Pro-Mladic Serbians Clash With Riot Police

Protesters have clashed with riot police in Belgrade after several thousand Serbian nationalist supporters of jailed war-crimes suspect Ratko Mladic rallied to demand his release.

More than 100 people were arrested after rioters overturned bins, broke traffic lights and set off firecrackers in the city centre on Sunday night.

Doctors said six police officers were among 16 people taken to hospital with injuries.

The clashes began after a rally that drew at least 7,000 demonstrators, many singing nationalist songs and carrying banners honouring Mladic, the former Bosnian Serb military commander.

The protest came hours before an expected appeal by the legal team for the alleged war criminal to appeal extradition to the UN war crimes court in The Hague, Netherlands.

Some chanted right-wing slogans and a few gave Nazi salutes, and supporters of the extreme nationalist Serbian Radical Party were bussed in to attend the rally.

Right-wing extremists and hooligan groups also urged followers to appear in large numbers, creating the biggest test of Serbian sentiment and the government's resolve since Mladic's arrest last Thursday.

The demonstrators, who consider Mladic a hero, said Serbia should not hand him over to the war crimes court.

"Cooperation with The Hague tribunal represents treason," Radical Party official Lidija Vukicevic told the crowd.

"This is a protest against the shameful arrest of the Serbian hero."

Demonstrators demanded the ousting of Serbian President Boris Tadic, who ordered Mladic's arrest. A sign on the stage read, "Tadic is not Serbia."

More than 3,000 riot police were deployed around government buildings and Western embassies, and riot police tried to block small groups of extremists from reaching the rally.

Nationalists are furious that the Serbian government apprehended Mladic, 69, after nearly 16 years on the run, at a relative's home in a northern Serbian village.

Mladic stands accused of masterminding the 44-month siege of Sarajevo and the 1995 massacre of 8,000 Muslim men and boys in Srebrenica.

(Structured page parsing data)
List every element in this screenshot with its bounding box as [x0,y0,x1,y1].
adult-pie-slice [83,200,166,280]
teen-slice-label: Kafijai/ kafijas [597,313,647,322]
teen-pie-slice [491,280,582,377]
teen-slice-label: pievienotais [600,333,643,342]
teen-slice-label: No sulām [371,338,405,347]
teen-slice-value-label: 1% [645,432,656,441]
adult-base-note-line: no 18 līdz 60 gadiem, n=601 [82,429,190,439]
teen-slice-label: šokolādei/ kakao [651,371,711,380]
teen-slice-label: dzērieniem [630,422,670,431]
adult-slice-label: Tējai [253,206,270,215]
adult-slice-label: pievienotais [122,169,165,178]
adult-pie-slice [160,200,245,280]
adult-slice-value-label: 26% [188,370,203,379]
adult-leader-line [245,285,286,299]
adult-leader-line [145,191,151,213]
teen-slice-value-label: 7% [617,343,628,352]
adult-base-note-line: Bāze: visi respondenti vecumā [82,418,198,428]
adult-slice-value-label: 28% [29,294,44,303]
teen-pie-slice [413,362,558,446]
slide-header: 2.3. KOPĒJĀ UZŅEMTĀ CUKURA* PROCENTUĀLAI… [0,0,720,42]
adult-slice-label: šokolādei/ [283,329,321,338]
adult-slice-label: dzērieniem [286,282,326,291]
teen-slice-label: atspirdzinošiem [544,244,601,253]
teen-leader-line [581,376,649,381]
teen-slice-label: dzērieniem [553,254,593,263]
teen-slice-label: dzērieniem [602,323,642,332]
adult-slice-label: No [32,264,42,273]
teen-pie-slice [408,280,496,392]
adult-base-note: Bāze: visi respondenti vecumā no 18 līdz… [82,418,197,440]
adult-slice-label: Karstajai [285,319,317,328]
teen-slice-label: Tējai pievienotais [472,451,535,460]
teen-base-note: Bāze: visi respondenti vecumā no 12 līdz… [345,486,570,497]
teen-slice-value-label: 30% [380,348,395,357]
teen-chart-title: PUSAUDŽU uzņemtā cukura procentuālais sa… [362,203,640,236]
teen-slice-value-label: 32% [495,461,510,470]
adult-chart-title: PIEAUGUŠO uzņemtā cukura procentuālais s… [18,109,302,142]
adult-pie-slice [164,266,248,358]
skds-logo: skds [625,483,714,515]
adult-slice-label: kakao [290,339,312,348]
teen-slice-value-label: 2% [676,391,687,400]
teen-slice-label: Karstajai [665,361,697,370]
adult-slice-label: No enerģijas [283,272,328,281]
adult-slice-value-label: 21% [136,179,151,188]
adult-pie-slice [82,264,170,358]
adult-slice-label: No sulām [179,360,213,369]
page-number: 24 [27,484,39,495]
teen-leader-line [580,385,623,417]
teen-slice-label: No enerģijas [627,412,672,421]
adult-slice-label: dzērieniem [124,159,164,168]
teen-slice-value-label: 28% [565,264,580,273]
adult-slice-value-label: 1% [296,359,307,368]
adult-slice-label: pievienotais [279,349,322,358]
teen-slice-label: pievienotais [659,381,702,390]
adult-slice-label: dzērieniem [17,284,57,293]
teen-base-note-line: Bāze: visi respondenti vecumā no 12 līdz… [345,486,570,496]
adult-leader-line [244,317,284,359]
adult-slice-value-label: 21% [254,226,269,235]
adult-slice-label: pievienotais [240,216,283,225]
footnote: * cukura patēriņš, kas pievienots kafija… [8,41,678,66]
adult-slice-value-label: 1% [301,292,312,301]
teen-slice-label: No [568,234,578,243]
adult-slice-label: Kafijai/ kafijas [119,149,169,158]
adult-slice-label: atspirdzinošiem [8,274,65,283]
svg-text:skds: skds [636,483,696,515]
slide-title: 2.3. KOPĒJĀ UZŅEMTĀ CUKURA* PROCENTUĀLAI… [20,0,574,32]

**TASK A:** In the article on the pro-Mladic protest in Belgrade, how many riot police were deployed around government buildings and Western embassies?
**TASK B:** Write a continuation of the article on the pro-Mladic protest in Belgrade, beginning after its final sentence.

**ANSWER SPACE A:** More than 3,000.

**ANSWER SPACE B:**
His arrest is considered critical to Serbia's efforts to join the European Union, and for reconciliation in the region after a series of ethnic wars of the 1990s.

Some 3,000 supporters also arrived by bus from other parts of Bosnia to a rally at Kalinovik on Sunday, the area where Mladic grew up.

Many wore black T-shirts with Mladic's picture and the words "Serbia in my heart" and said they would fight under Mladic again.

The Kalinovik protesters headed afterward to the shack Mladic was born in at the end of a steep, muddy road in the village of Bozanici, turning the shabby house into a pilgrimage site where his relatives addressed the crowd.

Mladic's family and lawyers have been fighting his extradition, arguing the former general is too ill to face charges.

However, a judge ruled on Friday the former Bosnian Serb military general could be extradited to The Netherlands.

The family plans to appeal the extradition and to demand an independent medical check-up - moves described by the authorities as a delaying tactics.

His lawyer Milos Saljic said that Mladic above all keeps demanding that he be allowed to visit the grave of his daughter, who committed suicide in 1994.

"He says if he can't go there, he wants his daughter's coffin brought in here," the lawyer said. He added: "His condition is alarming."